PROMPT.
Extract each line holding the word "text" from the entries.

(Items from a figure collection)
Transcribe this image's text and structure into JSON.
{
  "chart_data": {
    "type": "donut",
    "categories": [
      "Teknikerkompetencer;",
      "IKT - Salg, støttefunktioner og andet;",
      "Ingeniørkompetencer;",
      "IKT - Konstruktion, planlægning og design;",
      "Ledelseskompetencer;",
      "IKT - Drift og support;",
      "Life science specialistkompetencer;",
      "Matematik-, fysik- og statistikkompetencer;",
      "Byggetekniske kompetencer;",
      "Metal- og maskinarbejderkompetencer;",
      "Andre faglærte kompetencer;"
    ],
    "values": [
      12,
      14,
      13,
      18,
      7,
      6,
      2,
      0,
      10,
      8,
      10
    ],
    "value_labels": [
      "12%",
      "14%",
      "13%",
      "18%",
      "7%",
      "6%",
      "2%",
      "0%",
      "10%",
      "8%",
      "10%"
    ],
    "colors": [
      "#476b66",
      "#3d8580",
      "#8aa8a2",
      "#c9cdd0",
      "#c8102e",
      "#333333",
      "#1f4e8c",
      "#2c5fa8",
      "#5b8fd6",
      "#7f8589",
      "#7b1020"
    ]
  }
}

* * *

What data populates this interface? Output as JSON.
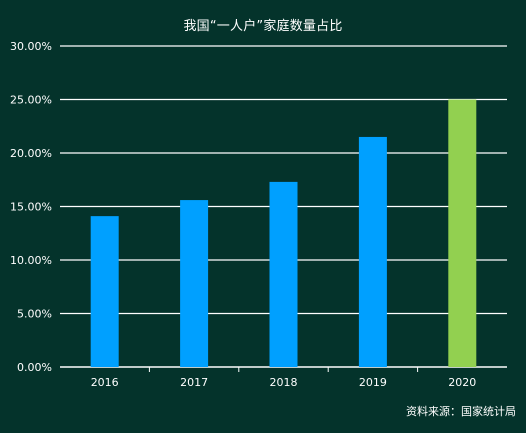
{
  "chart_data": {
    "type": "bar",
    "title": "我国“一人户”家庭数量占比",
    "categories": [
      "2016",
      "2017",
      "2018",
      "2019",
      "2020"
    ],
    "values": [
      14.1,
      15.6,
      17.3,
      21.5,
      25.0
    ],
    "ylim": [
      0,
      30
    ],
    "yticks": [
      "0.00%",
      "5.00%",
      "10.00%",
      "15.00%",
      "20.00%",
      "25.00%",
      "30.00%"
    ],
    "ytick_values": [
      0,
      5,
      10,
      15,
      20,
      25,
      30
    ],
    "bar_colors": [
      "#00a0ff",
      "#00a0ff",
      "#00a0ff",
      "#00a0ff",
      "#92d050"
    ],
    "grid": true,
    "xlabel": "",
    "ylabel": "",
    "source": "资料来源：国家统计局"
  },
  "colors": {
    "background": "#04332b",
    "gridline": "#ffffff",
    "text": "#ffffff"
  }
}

IN RESPONSE.
Transcribe this image's text and structure into JSON.
    "text": "#ffffff"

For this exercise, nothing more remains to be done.